[Records excerpted from a collection]
::::::

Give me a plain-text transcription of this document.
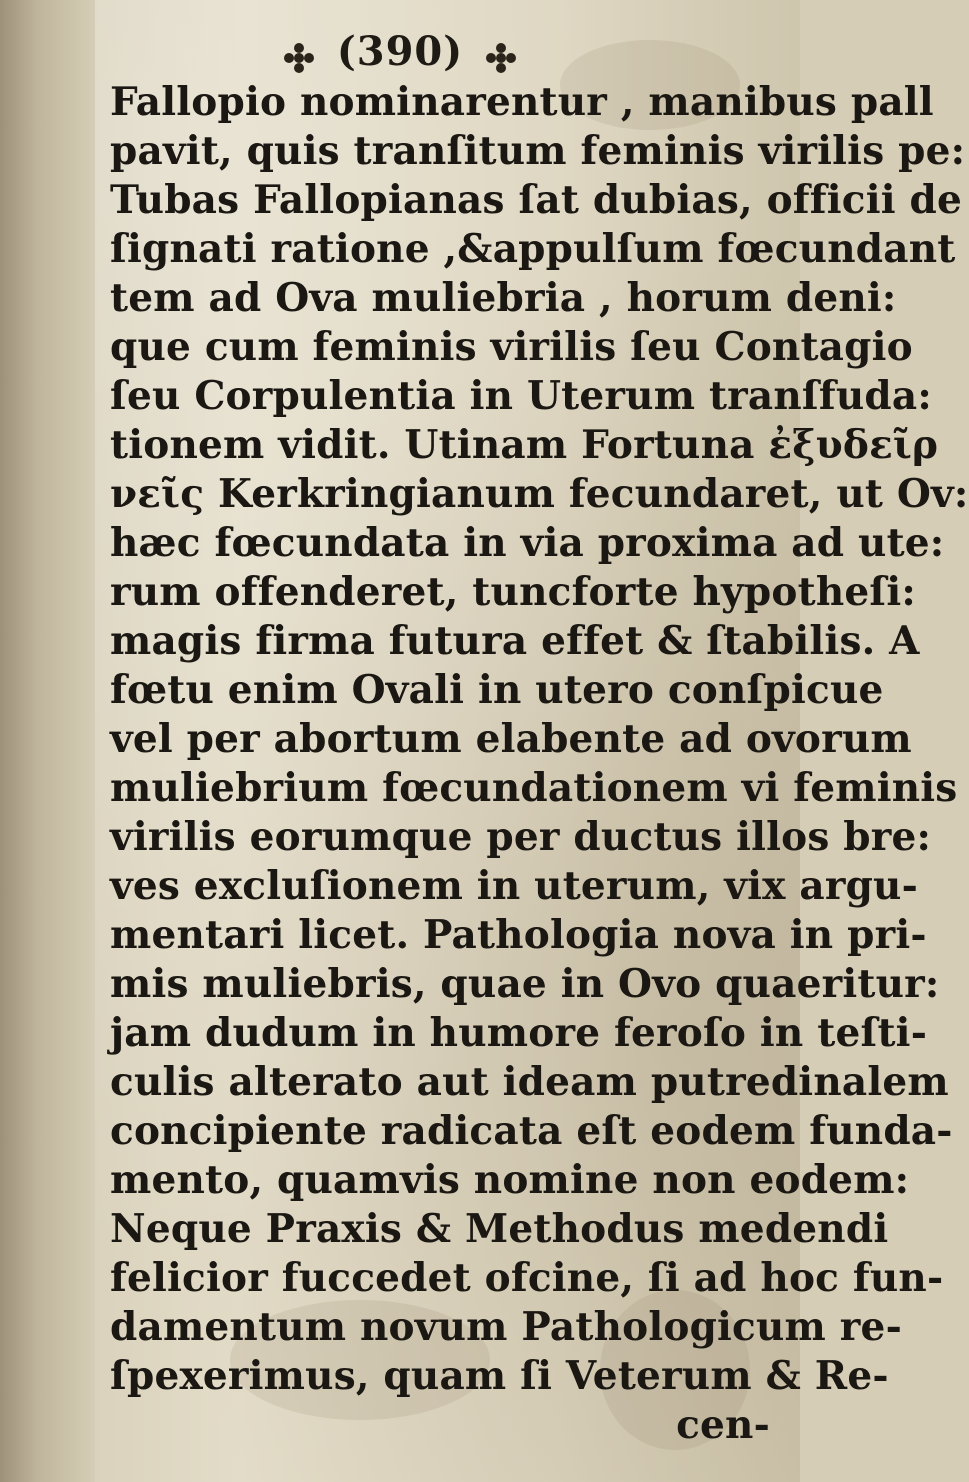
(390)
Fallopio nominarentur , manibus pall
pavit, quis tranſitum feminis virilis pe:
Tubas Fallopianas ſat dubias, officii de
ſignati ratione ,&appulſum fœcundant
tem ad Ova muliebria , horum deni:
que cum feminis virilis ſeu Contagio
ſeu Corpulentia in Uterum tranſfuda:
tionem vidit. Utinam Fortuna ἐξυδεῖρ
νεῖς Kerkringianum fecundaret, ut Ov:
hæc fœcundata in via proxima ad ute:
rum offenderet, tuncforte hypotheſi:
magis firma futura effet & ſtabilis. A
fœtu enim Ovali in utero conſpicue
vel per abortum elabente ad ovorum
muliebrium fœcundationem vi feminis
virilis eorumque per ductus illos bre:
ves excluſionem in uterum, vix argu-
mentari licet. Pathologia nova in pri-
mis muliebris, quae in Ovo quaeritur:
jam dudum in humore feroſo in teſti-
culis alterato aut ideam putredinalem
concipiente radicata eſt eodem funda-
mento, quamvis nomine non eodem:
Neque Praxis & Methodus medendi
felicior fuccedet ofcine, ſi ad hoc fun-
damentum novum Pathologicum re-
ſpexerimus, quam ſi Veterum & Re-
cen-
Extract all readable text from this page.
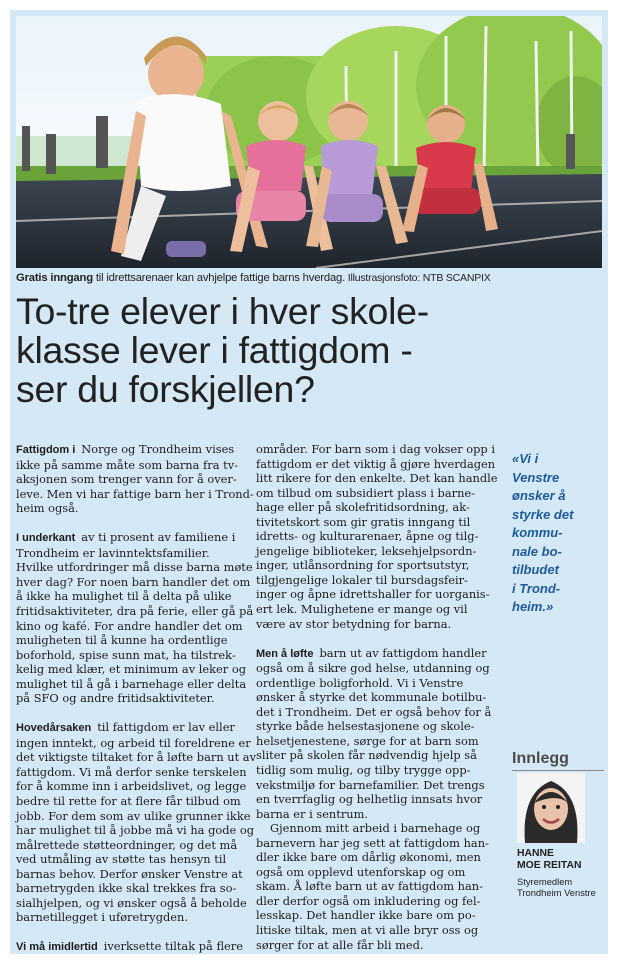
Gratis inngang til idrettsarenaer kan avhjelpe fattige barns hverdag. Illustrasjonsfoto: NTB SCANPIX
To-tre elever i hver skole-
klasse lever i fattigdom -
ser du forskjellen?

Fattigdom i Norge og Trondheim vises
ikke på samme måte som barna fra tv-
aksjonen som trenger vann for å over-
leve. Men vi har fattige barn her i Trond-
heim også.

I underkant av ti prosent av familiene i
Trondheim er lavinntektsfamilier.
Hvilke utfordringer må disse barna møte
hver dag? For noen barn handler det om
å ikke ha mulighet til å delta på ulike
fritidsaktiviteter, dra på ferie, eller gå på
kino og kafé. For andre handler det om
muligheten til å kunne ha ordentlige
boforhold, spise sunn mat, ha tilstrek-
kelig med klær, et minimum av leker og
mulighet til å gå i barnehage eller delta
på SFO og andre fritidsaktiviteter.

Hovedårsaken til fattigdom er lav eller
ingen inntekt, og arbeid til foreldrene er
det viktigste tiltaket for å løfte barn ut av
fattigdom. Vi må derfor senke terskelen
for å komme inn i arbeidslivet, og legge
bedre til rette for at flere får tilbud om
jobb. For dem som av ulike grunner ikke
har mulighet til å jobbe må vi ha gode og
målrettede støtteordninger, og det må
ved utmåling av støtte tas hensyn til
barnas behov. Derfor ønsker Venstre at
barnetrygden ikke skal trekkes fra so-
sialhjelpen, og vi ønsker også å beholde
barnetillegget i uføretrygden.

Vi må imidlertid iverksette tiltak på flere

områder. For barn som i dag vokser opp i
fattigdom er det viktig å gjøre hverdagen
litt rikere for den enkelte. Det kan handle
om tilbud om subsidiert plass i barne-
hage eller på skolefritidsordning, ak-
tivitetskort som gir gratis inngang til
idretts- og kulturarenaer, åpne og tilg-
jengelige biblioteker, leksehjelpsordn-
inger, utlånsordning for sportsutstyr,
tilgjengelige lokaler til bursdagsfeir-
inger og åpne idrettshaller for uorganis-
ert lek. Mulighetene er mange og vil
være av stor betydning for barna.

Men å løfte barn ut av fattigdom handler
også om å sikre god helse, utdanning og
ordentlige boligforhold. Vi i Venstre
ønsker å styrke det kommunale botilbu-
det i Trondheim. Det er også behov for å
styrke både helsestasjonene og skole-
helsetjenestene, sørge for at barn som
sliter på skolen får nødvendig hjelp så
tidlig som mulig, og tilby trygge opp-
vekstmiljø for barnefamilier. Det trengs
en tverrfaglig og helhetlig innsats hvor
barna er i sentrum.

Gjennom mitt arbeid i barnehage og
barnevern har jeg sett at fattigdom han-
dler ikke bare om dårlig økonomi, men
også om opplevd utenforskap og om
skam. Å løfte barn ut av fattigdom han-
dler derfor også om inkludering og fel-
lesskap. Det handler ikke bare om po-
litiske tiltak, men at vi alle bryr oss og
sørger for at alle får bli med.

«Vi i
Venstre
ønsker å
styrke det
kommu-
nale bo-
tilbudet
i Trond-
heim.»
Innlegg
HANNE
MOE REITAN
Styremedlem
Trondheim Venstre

::::::

Set down all the entries exactly as they appear, but skip any pictures.

Written response:
Give me a plain-text transcription of this document.
(390)
Fallopio nominarentur , manibus pall
pavit, quis tranſitum feminis virilis pe:
Tubas Fallopianas ſat dubias, officii de
ſignati ratione ,&appulſum fœcundant
tem ad Ova muliebria , horum deni:
que cum feminis virilis ſeu Contagio
ſeu Corpulentia in Uterum tranſfuda:
tionem vidit. Utinam Fortuna ἐξυδεῖρ
νεῖς Kerkringianum fecundaret, ut Ov:
hæc fœcundata in via proxima ad ute:
rum offenderet, tuncforte hypotheſi:
magis firma futura effet & ſtabilis. A
fœtu enim Ovali in utero conſpicue
vel per abortum elabente ad ovorum
muliebrium fœcundationem vi feminis
virilis eorumque per ductus illos bre:
ves excluſionem in uterum, vix argu-
mentari licet. Pathologia nova in pri-
mis muliebris, quae in Ovo quaeritur:
jam dudum in humore feroſo in teſti-
culis alterato aut ideam putredinalem
concipiente radicata eſt eodem funda-
mento, quamvis nomine non eodem:
Neque Praxis & Methodus medendi
felicior fuccedet ofcine, ſi ad hoc fun-
damentum novum Pathologicum re-
ſpexerimus, quam ſi Veterum & Re-
cen-
Extract all readable text from this page.
Gratis inngang til idrettsarenaer kan avhjelpe fattige barns hverdag. Illustrasjonsfoto: NTB SCANPIX
To-tre elever i hver skole-
klasse lever i fattigdom -
ser du forskjellen?

Fattigdom i Norge og Trondheim vises
ikke på samme måte som barna fra tv-
aksjonen som trenger vann for å over-
leve. Men vi har fattige barn her i Trond-
heim også.

I underkant av ti prosent av familiene i
Trondheim er lavinntektsfamilier.
Hvilke utfordringer må disse barna møte
hver dag? For noen barn handler det om
å ikke ha mulighet til å delta på ulike
fritidsaktiviteter, dra på ferie, eller gå på
kino og kafé. For andre handler det om
muligheten til å kunne ha ordentlige
boforhold, spise sunn mat, ha tilstrek-
kelig med klær, et minimum av leker og
mulighet til å gå i barnehage eller delta
på SFO og andre fritidsaktiviteter.

Hovedårsaken til fattigdom er lav eller
ingen inntekt, og arbeid til foreldrene er
det viktigste tiltaket for å løfte barn ut av
fattigdom. Vi må derfor senke terskelen
for å komme inn i arbeidslivet, og legge
bedre til rette for at flere får tilbud om
jobb. For dem som av ulike grunner ikke
har mulighet til å jobbe må vi ha gode og
målrettede støtteordninger, og det må
ved utmåling av støtte tas hensyn til
barnas behov. Derfor ønsker Venstre at
barnetrygden ikke skal trekkes fra so-
sialhjelpen, og vi ønsker også å beholde
barnetillegget i uføretrygden.

Vi må imidlertid iverksette tiltak på flere

områder. For barn som i dag vokser opp i
fattigdom er det viktig å gjøre hverdagen
litt rikere for den enkelte. Det kan handle
om tilbud om subsidiert plass i barne-
hage eller på skolefritidsordning, ak-
tivitetskort som gir gratis inngang til
idretts- og kulturarenaer, åpne og tilg-
jengelige biblioteker, leksehjelpsordn-
inger, utlånsordning for sportsutstyr,
tilgjengelige lokaler til bursdagsfeir-
inger og åpne idrettshaller for uorganis-
ert lek. Mulighetene er mange og vil
være av stor betydning for barna.

Men å løfte barn ut av fattigdom handler
også om å sikre god helse, utdanning og
ordentlige boligforhold. Vi i Venstre
ønsker å styrke det kommunale botilbu-
det i Trondheim. Det er også behov for å
styrke både helsestasjonene og skole-
helsetjenestene, sørge for at barn som
sliter på skolen får nødvendig hjelp så
tidlig som mulig, og tilby trygge opp-
vekstmiljø for barnefamilier. Det trengs
en tverrfaglig og helhetlig innsats hvor
barna er i sentrum.

Gjennom mitt arbeid i barnehage og
barnevern har jeg sett at fattigdom han-
dler ikke bare om dårlig økonomi, men
også om opplevd utenforskap og om
skam. Å løfte barn ut av fattigdom han-
dler derfor også om inkludering og fel-
lesskap. Det handler ikke bare om po-
litiske tiltak, men at vi alle bryr oss og
sørger for at alle får bli med.

«Vi i
Venstre
ønsker å
styrke det
kommu-
nale bo-
tilbudet
i Trond-
heim.»
Innlegg
HANNE
MOE REITAN
Styremedlem
Trondheim Venstre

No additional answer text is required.